**STATED PROBLEM**
Return a copy of each line that holds the string "frac".

═════ RECORDED INFORMATION ═════

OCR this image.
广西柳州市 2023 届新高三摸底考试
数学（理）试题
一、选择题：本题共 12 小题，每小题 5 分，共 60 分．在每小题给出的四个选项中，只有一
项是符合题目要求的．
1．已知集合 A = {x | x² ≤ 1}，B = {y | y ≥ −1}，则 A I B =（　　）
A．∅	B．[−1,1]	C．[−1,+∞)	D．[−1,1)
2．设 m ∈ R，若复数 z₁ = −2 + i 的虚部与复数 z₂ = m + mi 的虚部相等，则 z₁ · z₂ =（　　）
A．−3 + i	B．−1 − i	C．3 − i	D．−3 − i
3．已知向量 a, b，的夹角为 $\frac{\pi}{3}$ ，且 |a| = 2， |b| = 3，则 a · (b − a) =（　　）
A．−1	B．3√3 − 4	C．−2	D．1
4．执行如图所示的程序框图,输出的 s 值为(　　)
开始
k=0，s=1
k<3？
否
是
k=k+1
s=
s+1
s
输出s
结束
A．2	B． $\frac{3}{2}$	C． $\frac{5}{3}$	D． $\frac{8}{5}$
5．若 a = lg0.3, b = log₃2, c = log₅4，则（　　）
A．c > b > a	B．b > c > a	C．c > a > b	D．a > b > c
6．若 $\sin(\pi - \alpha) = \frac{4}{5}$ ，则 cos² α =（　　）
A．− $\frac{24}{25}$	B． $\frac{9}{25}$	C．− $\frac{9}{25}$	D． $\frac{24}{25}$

═════
═════ RECORDED INFORMATION ═════

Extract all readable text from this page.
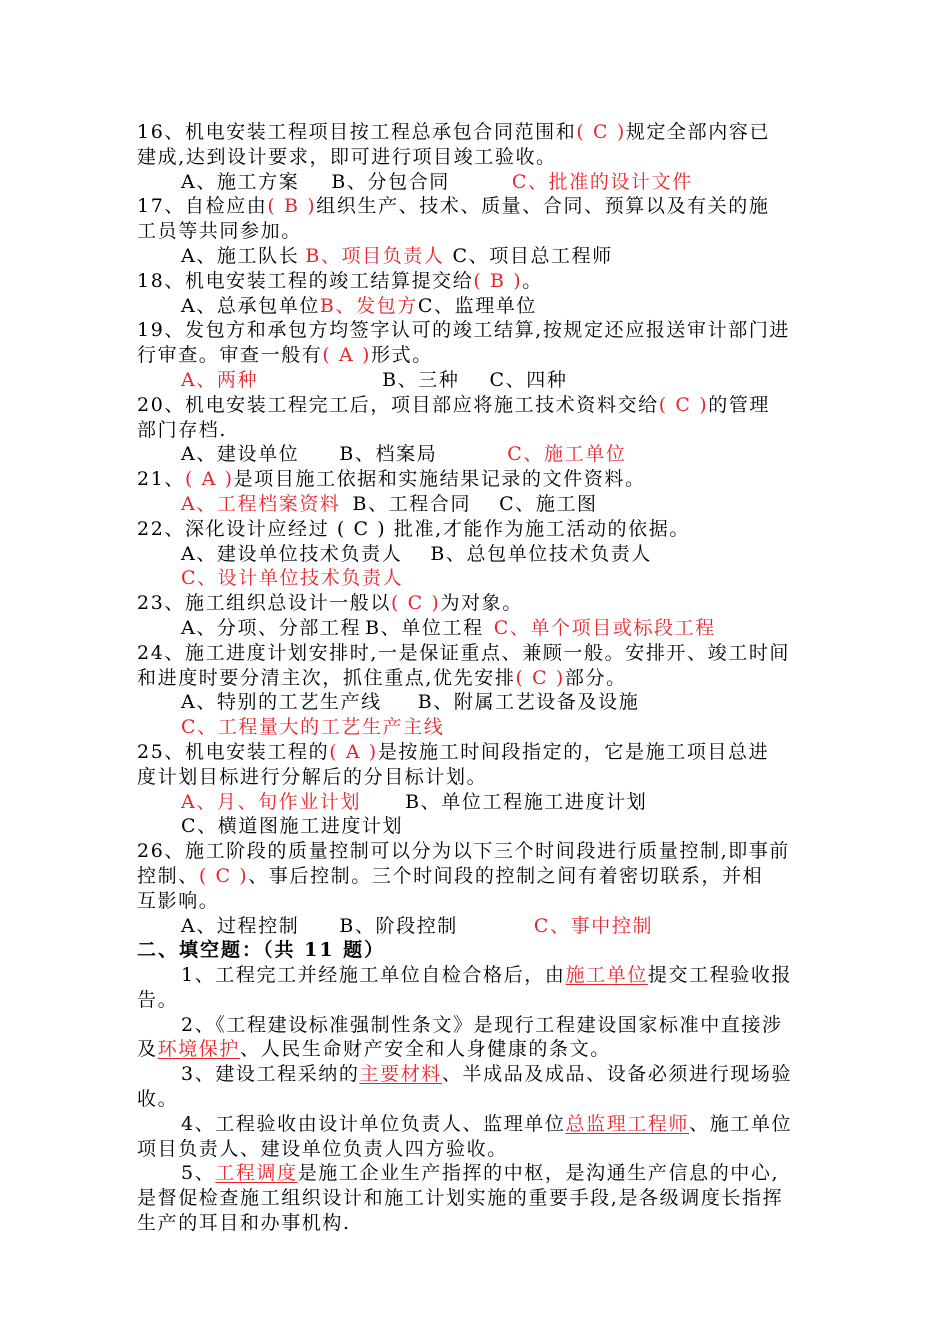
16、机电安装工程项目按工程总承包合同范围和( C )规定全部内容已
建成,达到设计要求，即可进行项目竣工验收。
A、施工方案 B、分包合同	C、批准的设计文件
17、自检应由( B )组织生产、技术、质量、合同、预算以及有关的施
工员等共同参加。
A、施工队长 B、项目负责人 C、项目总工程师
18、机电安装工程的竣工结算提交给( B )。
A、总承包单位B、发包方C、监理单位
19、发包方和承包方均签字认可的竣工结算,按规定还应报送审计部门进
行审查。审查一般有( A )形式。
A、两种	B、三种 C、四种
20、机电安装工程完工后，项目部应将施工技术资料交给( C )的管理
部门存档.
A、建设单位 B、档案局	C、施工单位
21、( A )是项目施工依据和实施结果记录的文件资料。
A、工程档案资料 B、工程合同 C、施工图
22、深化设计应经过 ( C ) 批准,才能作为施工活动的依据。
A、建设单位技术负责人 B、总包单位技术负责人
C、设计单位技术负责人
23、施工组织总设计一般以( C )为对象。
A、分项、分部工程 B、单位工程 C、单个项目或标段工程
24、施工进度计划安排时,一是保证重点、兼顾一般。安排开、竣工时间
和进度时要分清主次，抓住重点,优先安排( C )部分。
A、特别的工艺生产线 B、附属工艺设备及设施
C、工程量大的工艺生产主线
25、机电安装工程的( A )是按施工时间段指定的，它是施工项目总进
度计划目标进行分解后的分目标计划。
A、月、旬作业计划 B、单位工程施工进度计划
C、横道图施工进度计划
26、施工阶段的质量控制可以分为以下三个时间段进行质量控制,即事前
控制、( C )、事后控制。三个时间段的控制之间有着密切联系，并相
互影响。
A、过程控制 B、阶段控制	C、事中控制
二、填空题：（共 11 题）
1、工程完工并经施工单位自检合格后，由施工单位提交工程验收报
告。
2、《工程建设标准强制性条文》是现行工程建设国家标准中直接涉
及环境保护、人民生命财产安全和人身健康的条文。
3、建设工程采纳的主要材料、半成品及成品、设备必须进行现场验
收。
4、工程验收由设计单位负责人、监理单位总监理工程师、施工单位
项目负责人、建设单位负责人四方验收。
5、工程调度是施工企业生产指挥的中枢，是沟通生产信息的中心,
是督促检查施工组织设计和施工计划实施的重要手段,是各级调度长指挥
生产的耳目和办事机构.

═════

**ANSWER FOR THIS EXERCISE**
3．已知向量 a, b，的夹角为 $\frac{\pi}{3}$ ，且 |a| = 2， |b| = 3，则 a · (b − a) =（　　）
A．2	B． $\frac{3}{2}$	C． $\frac{5}{3}$	D． $\frac{8}{5}$
6．若 $\sin(\pi - \alpha) = \frac{4}{5}$ ，则 cos² α =（　　）
A．− $\frac{24}{25}$	B． $\frac{9}{25}$	C．− $\frac{9}{25}$	D． $\frac{24}{25}$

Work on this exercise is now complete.